[Extracted data entries]
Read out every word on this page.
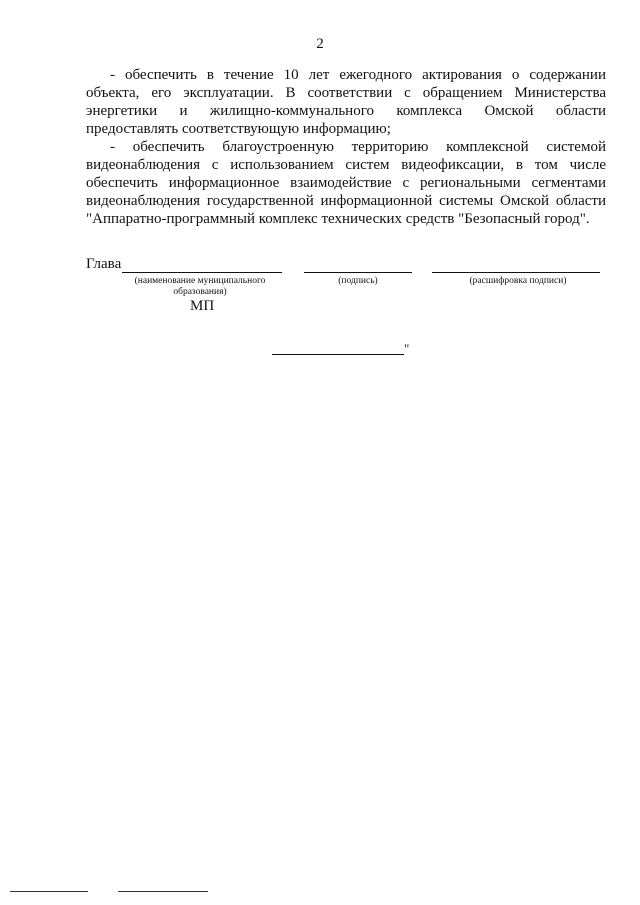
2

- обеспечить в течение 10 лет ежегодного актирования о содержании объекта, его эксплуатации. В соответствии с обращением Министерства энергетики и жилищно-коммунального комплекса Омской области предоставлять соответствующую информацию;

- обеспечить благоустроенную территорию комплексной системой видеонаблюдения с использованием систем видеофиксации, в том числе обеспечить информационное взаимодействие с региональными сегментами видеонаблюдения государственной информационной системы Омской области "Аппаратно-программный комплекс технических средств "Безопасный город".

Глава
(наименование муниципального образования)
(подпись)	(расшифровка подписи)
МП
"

...

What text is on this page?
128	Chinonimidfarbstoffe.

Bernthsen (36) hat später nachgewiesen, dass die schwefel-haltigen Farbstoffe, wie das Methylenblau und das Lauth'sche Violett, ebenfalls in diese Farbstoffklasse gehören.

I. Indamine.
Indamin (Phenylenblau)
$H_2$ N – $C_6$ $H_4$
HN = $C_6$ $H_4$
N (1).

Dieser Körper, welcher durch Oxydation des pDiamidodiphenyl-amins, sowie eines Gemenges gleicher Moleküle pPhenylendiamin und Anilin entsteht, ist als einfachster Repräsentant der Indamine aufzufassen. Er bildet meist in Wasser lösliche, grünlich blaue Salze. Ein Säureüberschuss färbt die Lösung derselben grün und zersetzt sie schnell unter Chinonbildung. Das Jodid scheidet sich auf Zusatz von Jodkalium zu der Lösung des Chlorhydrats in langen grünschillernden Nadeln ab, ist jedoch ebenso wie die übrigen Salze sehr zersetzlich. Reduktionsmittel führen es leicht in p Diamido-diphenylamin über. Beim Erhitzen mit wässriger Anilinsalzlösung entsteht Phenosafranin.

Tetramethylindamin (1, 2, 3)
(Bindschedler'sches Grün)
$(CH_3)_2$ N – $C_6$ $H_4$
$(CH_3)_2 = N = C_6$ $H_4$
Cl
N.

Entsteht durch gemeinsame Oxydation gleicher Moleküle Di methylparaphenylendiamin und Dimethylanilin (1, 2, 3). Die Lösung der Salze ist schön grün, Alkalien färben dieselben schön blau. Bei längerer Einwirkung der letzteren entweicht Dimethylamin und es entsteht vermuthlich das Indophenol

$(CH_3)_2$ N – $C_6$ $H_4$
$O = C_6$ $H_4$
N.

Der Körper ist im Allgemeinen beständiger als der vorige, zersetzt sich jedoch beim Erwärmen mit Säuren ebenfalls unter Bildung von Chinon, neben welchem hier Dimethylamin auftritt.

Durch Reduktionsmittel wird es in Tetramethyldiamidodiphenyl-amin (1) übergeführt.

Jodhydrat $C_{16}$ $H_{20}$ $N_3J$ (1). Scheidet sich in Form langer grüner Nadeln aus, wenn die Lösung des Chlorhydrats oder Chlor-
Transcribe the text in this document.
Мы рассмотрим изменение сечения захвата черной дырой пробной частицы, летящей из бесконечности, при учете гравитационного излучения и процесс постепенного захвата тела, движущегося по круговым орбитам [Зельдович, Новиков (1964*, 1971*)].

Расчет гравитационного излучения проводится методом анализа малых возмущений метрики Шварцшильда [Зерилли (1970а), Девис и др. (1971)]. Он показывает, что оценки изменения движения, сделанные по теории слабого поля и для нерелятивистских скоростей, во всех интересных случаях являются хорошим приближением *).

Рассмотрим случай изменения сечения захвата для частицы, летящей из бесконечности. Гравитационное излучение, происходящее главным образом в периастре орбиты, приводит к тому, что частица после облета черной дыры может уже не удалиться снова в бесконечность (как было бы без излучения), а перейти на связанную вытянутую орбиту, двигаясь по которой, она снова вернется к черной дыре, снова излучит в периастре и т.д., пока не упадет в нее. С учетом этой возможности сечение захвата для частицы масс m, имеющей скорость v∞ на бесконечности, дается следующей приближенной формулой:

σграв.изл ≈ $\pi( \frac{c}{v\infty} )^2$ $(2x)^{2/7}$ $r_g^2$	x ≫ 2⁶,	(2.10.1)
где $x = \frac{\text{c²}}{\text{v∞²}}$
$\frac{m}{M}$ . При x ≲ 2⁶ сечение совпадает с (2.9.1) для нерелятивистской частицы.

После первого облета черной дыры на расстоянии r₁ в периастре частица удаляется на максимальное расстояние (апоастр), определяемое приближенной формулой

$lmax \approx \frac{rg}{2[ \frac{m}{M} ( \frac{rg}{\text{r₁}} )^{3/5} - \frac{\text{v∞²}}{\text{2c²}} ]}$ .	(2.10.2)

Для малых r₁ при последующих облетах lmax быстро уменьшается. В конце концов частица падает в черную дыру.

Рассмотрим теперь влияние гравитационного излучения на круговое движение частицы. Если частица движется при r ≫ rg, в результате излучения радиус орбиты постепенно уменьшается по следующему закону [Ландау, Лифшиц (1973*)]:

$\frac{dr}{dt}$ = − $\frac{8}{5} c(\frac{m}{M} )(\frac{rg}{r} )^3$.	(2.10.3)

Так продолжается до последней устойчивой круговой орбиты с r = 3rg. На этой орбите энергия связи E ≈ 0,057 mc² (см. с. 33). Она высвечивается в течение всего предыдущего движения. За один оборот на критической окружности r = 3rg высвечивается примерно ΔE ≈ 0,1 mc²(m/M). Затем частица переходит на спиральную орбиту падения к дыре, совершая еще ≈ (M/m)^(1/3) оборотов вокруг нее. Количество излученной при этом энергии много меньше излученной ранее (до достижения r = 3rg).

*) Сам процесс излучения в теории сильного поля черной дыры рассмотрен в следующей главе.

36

Given instruction: List each line holding the string "text".

Finished exercise:
What text is on this page?
Transcribe the text in this document.
где $x = \frac{\text{c²}}{\text{v∞²}}$
$lmax \approx \frac{rg}{2[ \frac{m}{M} ( \frac{rg}{\text{r₁}} )^{3/5} - \frac{\text{v∞²}}{\text{2c²}} ]}$ .	(2.10.2)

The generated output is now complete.